EXERCISE AIM:
Faithfully return all lines, omitting every embedded picture.
┄┄┄┄┄┄┄┄┄┄
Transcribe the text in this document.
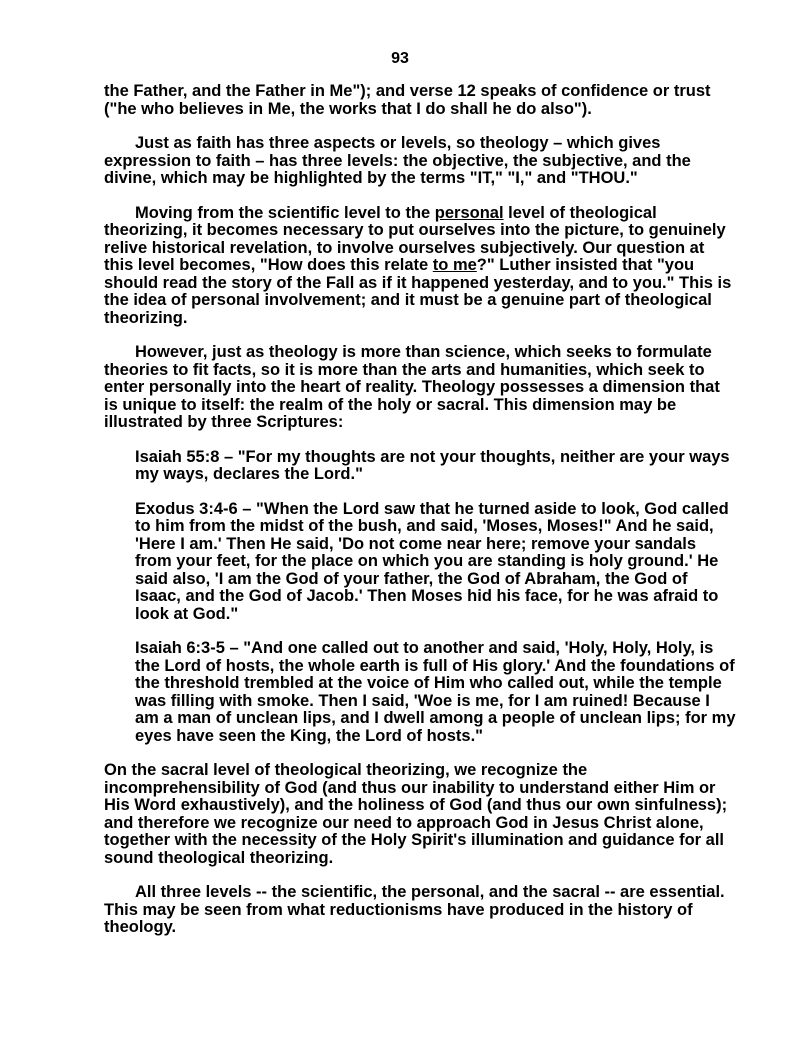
93

the Father, and the Father in Me"); and verse 12 speaks of confidence or trust ("he who believes in Me, the works that I do shall he do also").

Just as faith has three aspects or levels, so theology – which gives expression to faith – has three levels: the objective, the subjective, and the divine, which may be highlighted by the terms "IT," "I," and "THOU."

Moving from the scientific level to the personal level of theological theorizing, it becomes necessary to put ourselves into the picture, to genuinely relive historical revelation, to involve ourselves subjectively. Our question at this level becomes, "How does this relate to me?" Luther insisted that "you should read the story of the Fall as if it happened yesterday, and to you." This is the idea of personal involvement; and it must be a genuine part of theological theorizing.

However, just as theology is more than science, which seeks to formulate theories to fit facts, so it is more than the arts and humanities, which seek to enter personally into the heart of reality. Theology possesses a dimension that is unique to itself: the realm of the holy or sacral. This dimension may be illustrated by three Scriptures:

Isaiah 55:8 – "For my thoughts are not your thoughts, neither are your ways my ways, declares the Lord."

Exodus 3:4-6 – "When the Lord saw that he turned aside to look, God called to him from the midst of the bush, and said, 'Moses, Moses!" And he said, 'Here I am.' Then He said, 'Do not come near here; remove your sandals from your feet, for the place on which you are standing is holy ground.' He said also, 'I am the God of your father, the God of Abraham, the God of Isaac, and the God of Jacob.' Then Moses hid his face, for he was afraid to look at God."

Isaiah 6:3-5 – "And one called out to another and said, 'Holy, Holy, Holy, is the Lord of hosts, the whole earth is full of His glory.' And the foundations of the threshold trembled at the voice of Him who called out, while the temple was filling with smoke. Then I said, 'Woe is me, for I am ruined! Because I am a man of unclean lips, and I dwell among a people of unclean lips; for my eyes have seen the King, the Lord of hosts."

On the sacral level of theological theorizing, we recognize the incomprehensibility of God (and thus our inability to understand either Him or His Word exhaustively), and the holiness of God (and thus our own sinfulness); and therefore we recognize our need to approach God in Jesus Christ alone, together with the necessity of the Holy Spirit's illumination and guidance for all sound theological theorizing.

All three levels -- the scientific, the personal, and the sacral -- are essential. This may be seen from what reductionisms have produced in the history of theology.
┄┄┄┄┄┄┄┄┄┄
SOLVED EXERCISE:
Transcribe the text in this document.
93

the Father, and the Father in Me"); and verse 12 speaks of confidence or trust ("he who believes in Me, the works that I do shall he do also").

Just as faith has three aspects or levels, so theology – which gives expression to faith – has three levels: the objective, the subjective, and the divine, which may be highlighted by the terms "IT," "I," and "THOU."

Moving from the scientific level to the personal level of theological theorizing, it becomes necessary to put ourselves into the picture, to genuinely relive historical revelation, to involve ourselves subjectively. Our question at this level becomes, "How does this relate to me?" Luther insisted that "you should read the story of the Fall as if it happened yesterday, and to you." This is the idea of personal involvement; and it must be a genuine part of theological theorizing.

However, just as theology is more than science, which seeks to formulate theories to fit facts, so it is more than the arts and humanities, which seek to enter personally into the heart of reality. Theology possesses a dimension that is unique to itself: the realm of the holy or sacral. This dimension may be illustrated by three Scriptures:

Isaiah 55:8 – "For my thoughts are not your thoughts, neither are your ways my ways, declares the Lord."

Exodus 3:4-6 – "When the Lord saw that he turned aside to look, God called to him from the midst of the bush, and said, 'Moses, Moses!" And he said, 'Here I am.' Then He said, 'Do not come near here; remove your sandals from your feet, for the place on which you are standing is holy ground.' He said also, 'I am the God of your father, the God of Abraham, the God of Isaac, and the God of Jacob.' Then Moses hid his face, for he was afraid to look at God."

Isaiah 6:3-5 – "And one called out to another and said, 'Holy, Holy, Holy, is the Lord of hosts, the whole earth is full of His glory.' And the foundations of the threshold trembled at the voice of Him who called out, while the temple was filling with smoke. Then I said, 'Woe is me, for I am ruined! Because I am a man of unclean lips, and I dwell among a people of unclean lips; for my eyes have seen the King, the Lord of hosts."

On the sacral level of theological theorizing, we recognize the incomprehensibility of God (and thus our inability to understand either Him or His Word exhaustively), and the holiness of God (and thus our own sinfulness); and therefore we recognize our need to approach God in Jesus Christ alone, together with the necessity of the Holy Spirit's illumination and guidance for all sound theological theorizing.

All three levels -- the scientific, the personal, and the sacral -- are essential. This may be seen from what reductionisms have produced in the history of theology.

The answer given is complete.